# [TO BE DONE]
Go through the records and copy each line where the word "cube" occurs.

==================================================

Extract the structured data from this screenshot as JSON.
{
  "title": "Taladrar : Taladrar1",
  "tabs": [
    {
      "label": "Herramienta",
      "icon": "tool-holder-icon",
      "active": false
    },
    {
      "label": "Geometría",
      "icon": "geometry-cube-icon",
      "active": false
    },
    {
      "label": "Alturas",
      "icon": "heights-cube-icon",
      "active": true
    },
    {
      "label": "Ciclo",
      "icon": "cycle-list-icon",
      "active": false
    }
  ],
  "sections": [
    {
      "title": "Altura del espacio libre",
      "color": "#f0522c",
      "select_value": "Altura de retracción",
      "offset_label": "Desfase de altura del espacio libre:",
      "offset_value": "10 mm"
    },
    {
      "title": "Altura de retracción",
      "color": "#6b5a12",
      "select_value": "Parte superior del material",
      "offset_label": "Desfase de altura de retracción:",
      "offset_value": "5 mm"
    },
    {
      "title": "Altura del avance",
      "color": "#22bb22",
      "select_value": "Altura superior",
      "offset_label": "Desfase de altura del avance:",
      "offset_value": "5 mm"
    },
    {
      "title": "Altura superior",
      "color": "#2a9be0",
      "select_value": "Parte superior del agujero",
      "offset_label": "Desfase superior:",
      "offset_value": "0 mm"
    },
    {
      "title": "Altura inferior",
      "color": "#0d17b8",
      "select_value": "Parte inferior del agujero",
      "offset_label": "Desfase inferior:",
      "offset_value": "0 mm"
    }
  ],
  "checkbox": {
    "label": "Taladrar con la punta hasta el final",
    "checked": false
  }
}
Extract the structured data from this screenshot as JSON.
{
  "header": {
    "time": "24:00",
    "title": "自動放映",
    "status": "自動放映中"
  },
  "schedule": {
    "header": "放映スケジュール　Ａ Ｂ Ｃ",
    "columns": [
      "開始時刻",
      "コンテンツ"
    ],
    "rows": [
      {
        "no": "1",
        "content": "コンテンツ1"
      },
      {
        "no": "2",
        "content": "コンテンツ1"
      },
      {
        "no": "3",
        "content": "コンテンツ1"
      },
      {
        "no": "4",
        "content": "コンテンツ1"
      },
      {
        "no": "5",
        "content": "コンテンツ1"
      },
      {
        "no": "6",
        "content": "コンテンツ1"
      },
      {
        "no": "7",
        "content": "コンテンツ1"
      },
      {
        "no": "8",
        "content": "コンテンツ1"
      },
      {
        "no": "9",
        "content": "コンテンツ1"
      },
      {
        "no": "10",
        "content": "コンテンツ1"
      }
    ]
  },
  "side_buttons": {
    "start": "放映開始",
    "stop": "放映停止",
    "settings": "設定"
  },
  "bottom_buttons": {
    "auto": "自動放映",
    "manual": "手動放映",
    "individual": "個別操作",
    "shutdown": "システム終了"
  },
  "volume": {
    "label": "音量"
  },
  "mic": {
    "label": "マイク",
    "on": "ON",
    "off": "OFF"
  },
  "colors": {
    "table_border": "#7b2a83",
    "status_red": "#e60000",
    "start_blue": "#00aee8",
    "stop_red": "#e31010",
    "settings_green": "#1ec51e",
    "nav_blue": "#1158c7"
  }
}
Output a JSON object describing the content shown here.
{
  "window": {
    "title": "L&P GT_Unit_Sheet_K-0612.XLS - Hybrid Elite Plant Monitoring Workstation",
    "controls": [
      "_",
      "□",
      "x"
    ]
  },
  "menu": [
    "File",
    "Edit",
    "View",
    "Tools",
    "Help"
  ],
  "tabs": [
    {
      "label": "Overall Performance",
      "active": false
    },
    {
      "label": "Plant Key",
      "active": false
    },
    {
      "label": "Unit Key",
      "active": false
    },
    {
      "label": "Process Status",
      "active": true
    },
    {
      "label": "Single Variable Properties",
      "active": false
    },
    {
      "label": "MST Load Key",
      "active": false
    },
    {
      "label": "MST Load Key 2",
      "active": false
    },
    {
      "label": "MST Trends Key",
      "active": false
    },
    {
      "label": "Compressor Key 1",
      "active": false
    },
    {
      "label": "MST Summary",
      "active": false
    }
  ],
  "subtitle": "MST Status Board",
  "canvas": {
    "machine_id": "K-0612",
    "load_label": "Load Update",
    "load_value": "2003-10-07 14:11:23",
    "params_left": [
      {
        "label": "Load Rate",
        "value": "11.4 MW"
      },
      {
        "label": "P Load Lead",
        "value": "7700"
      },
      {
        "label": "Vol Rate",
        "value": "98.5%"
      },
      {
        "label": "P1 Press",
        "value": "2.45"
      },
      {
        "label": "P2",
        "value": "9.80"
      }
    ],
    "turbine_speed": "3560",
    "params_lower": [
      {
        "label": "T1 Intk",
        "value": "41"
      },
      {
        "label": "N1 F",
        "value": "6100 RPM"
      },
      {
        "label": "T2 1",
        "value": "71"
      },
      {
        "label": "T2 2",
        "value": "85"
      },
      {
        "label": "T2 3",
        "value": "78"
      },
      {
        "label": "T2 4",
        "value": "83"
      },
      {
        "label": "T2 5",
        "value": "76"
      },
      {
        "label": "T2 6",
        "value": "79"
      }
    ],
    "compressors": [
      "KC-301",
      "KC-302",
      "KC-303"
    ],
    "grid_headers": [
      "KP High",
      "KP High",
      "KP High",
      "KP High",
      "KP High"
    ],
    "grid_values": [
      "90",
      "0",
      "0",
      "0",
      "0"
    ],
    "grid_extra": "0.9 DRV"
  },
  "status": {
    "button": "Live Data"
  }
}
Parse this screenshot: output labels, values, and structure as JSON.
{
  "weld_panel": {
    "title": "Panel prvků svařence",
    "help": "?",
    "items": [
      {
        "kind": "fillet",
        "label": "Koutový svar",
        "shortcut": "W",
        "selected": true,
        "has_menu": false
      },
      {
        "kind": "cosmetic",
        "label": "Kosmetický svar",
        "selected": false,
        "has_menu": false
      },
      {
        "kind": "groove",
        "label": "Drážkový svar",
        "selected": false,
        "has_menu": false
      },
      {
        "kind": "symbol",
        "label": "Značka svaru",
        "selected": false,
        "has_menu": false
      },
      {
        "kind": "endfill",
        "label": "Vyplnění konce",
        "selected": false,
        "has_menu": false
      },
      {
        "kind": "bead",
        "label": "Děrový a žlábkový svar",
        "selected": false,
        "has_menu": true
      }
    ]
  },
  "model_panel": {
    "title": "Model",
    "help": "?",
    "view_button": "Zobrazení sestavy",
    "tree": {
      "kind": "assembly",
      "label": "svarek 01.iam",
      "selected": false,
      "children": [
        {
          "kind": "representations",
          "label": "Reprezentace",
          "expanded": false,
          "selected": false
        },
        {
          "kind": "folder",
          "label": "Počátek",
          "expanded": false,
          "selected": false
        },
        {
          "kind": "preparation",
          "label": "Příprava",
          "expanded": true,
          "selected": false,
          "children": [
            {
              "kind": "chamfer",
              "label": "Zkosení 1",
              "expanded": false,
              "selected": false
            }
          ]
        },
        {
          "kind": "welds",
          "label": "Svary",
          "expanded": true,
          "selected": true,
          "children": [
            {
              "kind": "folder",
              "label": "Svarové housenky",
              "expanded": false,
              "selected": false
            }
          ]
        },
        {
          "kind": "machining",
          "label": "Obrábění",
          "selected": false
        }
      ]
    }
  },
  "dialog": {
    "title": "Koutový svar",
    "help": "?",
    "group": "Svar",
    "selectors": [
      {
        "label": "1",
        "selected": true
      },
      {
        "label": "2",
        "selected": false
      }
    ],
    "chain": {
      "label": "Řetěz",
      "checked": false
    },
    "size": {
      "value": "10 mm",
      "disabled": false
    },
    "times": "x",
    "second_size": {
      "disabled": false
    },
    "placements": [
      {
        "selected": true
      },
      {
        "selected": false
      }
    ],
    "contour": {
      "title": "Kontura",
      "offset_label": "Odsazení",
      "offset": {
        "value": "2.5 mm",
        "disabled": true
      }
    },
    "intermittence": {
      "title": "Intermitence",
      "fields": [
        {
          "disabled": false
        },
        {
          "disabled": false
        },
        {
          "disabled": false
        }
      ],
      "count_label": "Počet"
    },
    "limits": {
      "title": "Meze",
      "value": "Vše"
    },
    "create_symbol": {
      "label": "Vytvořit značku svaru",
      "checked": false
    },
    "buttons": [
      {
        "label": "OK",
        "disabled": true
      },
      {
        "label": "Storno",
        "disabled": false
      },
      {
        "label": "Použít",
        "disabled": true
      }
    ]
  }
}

==================================================

# [RIGHT ANSWER]
      "icon": "geometry-cube-icon",
      "icon": "heights-cube-icon",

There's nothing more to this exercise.